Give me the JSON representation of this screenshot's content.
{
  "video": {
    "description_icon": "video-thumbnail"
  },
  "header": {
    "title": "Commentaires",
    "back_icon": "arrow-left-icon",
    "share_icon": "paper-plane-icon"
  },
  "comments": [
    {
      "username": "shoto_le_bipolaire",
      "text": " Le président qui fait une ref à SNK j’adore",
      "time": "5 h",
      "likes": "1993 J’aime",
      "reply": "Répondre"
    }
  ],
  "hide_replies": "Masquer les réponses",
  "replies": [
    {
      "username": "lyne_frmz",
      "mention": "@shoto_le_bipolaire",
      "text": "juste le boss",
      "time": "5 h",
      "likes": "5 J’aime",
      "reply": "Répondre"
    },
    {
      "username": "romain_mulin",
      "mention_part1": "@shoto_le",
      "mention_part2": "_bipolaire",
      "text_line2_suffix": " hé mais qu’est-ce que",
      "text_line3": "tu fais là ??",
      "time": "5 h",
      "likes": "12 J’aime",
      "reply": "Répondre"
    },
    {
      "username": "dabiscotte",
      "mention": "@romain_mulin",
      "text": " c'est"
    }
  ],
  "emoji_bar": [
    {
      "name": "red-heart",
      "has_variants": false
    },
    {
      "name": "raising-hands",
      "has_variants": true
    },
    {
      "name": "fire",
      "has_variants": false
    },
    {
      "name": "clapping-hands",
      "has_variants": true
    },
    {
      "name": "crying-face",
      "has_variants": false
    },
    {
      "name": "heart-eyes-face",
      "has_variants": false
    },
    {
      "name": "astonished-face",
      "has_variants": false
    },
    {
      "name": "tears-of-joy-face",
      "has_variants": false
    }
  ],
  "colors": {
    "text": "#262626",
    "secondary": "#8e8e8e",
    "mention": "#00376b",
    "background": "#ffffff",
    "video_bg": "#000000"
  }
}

========================

§ **Objective**
Using the material above, print every entry exactly as written.

§ **Task result**
Give me the JSON representation of this screenshot's content.
{
  "video": {
    "description_icon": "video-thumbnail"
  },
  "header": {
    "title": "Commentaires",
    "back_icon": "arrow-left-icon",
    "share_icon": "paper-plane-icon"
  },
  "comments": [
    {
      "username": "shoto_le_bipolaire",
      "text": " Le président qui fait une ref à SNK j’adore",
      "time": "5 h",
      "likes": "1993 J’aime",
      "reply": "Répondre"
    }
  ],
  "hide_replies": "Masquer les réponses",
  "replies": [
    {
      "username": "lyne_frmz",
      "mention": "@shoto_le_bipolaire",
      "text": "juste le boss",
      "time": "5 h",
      "likes": "5 J’aime",
      "reply": "Répondre"
    },
    {
      "username": "romain_mulin",
      "mention_part1": "@shoto_le",
      "mention_part2": "_bipolaire",
      "text_line2_suffix": " hé mais qu’est-ce que",
      "text_line3": "tu fais là ??",
      "time": "5 h",
      "likes": "12 J’aime",
      "reply": "Répondre"
    },
    {
      "username": "dabiscotte",
      "mention": "@romain_mulin",
      "text": " c'est"
    }
  ],
  "emoji_bar": [
    {
      "name": "red-heart",
      "has_variants": false
    },
    {
      "name": "raising-hands",
      "has_variants": true
    },
    {
      "name": "fire",
      "has_variants": false
    },
    {
      "name": "clapping-hands",
      "has_variants": true
    },
    {
      "name": "crying-face",
      "has_variants": false
    },
    {
      "name": "heart-eyes-face",
      "has_variants": false
    },
    {
      "name": "astonished-face",
      "has_variants": false
    },
    {
      "name": "tears-of-joy-face",
      "has_variants": false
    }
  ],
  "colors": {
    "text": "#262626",
    "secondary": "#8e8e8e",
    "mention": "#00376b",
    "background": "#ffffff",
    "video_bg": "#000000"
  }
}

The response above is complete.